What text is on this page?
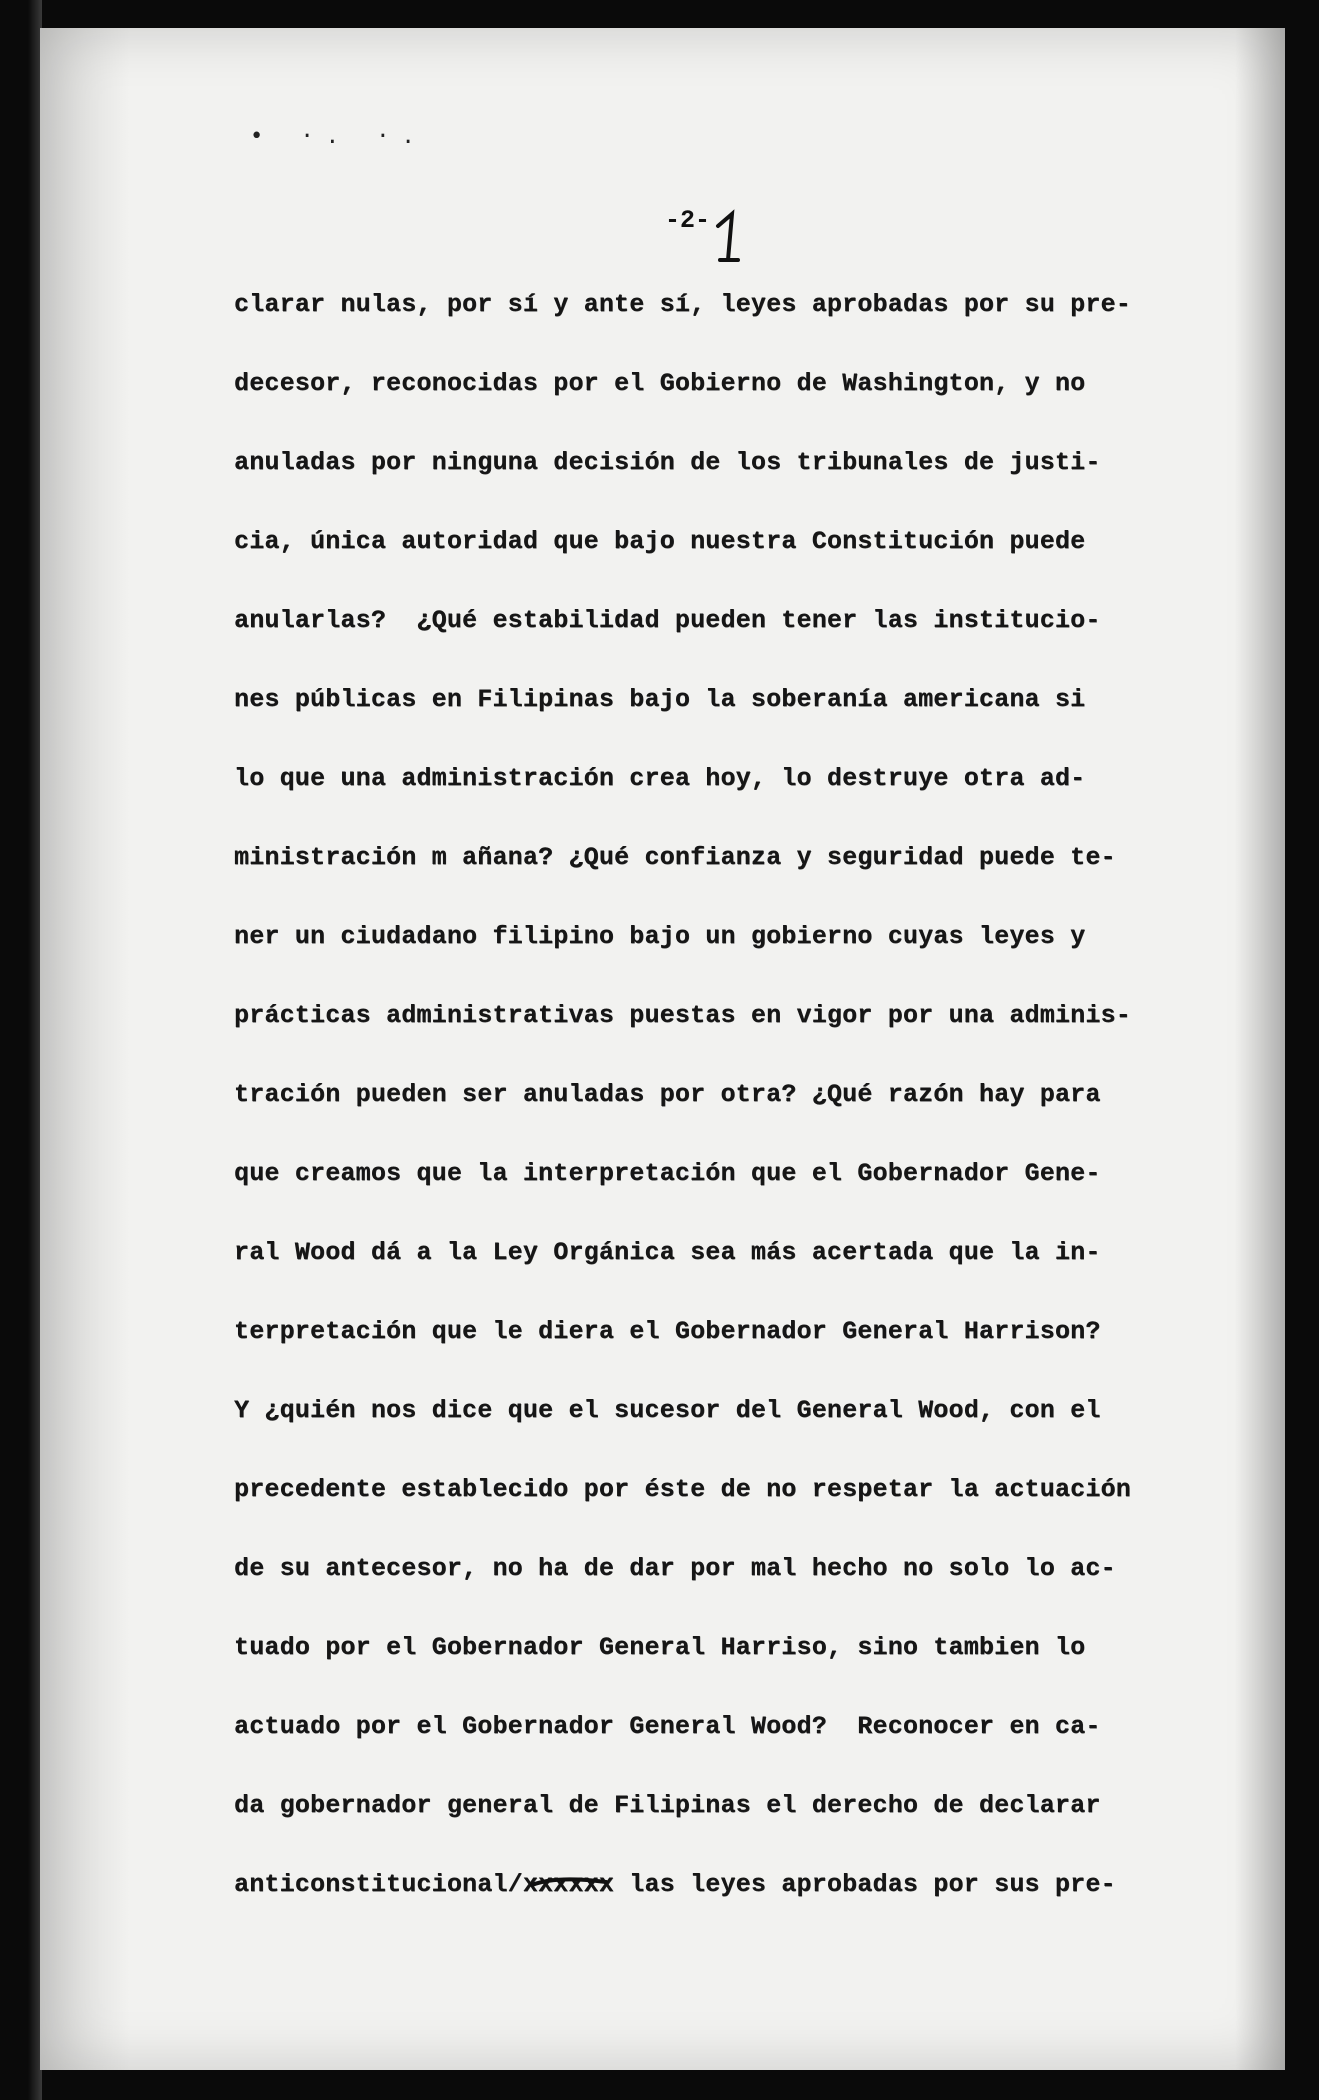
• ·. ·.

-2-

clarar nulas, por sí y ante sí, leyes aprobadas por su pre-
decesor, reconocidas por el Gobierno de Washington, y no
anuladas por ninguna decisión de los tribunales de justi-
cia, única autoridad que bajo nuestra Constitución puede
anularlas?  ¿Qué estabilidad pueden tener las institucio-
nes públicas en Filipinas bajo la soberanía americana si
lo que una administración crea hoy, lo destruye otra ad-
ministración m añana? ¿Qué confianza y seguridad puede te-
ner un ciudadano filipino bajo un gobierno cuyas leyes y
prácticas administrativas puestas en vigor por una adminis-
tración pueden ser anuladas por otra? ¿Qué razón hay para
que creamos que la interpretación que el Gobernador Gene-
ral Wood dá a la Ley Orgánica sea más acertada que la in-
terpretación que le diera el Gobernador General Harrison?
Y ¿quién nos dice que el sucesor del General Wood, con el
precedente establecido por éste de no respetar la actuación
de su antecesor, no ha de dar por mal hecho no solo lo ac-
tuado por el Gobernador General Harriso, sino tambien lo
actuado por el Gobernador General Wood?  Reconocer en ca-
da gobernador general de Filipinas el derecho de declarar
anticonstitucional/xxxxxx las leyes aprobadas por sus pre-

◇ ◇ ◇

Reproduce each entry precisely, dropping only the pictures.

What text is on this page?
• ·. ·.

-2-

clarar nulas, por sí y ante sí, leyes aprobadas por su pre-
decesor, reconocidas por el Gobierno de Washington, y no
anuladas por ninguna decisión de los tribunales de justi-
cia, única autoridad que bajo nuestra Constitución puede
anularlas?  ¿Qué estabilidad pueden tener las institucio-
nes públicas en Filipinas bajo la soberanía americana si
lo que una administración crea hoy, lo destruye otra ad-
ministración m añana? ¿Qué confianza y seguridad puede te-
ner un ciudadano filipino bajo un gobierno cuyas leyes y
prácticas administrativas puestas en vigor por una adminis-
tración pueden ser anuladas por otra? ¿Qué razón hay para
que creamos que la interpretación que el Gobernador Gene-
ral Wood dá a la Ley Orgánica sea más acertada que la in-
terpretación que le diera el Gobernador General Harrison?
Y ¿quién nos dice que el sucesor del General Wood, con el
precedente establecido por éste de no respetar la actuación
de su antecesor, no ha de dar por mal hecho no solo lo ac-
tuado por el Gobernador General Harriso, sino tambien lo
actuado por el Gobernador General Wood?  Reconocer en ca-
da gobernador general de Filipinas el derecho de declarar
anticonstitucional/xxxxxx las leyes aprobadas por sus pre-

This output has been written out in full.